Provided data ->

----

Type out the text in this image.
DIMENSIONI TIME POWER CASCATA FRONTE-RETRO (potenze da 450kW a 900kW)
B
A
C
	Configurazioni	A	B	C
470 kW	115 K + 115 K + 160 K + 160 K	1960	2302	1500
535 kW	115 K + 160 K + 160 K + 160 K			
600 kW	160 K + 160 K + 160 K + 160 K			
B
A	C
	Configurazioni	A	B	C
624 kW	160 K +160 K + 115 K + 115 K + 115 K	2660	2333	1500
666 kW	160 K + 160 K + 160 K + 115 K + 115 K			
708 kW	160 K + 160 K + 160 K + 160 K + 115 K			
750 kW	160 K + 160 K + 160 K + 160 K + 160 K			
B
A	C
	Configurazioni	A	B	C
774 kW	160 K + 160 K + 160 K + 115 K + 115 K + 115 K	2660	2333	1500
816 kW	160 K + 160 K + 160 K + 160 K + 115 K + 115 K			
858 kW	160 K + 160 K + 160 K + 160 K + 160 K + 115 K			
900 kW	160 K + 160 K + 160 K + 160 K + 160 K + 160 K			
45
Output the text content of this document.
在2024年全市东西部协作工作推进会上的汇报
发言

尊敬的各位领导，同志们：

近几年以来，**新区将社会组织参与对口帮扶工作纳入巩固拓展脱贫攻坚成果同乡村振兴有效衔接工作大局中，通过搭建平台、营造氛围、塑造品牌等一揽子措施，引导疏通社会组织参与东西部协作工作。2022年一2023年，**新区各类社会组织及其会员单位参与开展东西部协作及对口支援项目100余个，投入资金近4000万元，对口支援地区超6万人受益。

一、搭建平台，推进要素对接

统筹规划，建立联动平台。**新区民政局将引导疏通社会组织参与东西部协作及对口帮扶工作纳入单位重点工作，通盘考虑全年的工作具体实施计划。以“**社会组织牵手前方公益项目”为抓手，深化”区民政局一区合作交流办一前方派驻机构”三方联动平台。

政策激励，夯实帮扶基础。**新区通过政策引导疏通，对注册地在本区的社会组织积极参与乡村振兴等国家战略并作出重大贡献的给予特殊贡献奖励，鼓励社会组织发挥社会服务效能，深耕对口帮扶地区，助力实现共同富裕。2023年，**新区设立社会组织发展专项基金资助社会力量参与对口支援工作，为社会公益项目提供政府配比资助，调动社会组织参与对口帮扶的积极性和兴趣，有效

----

Collect the lines of the records that include the string "text".

Type out the text in this image.
Output the text content of this document.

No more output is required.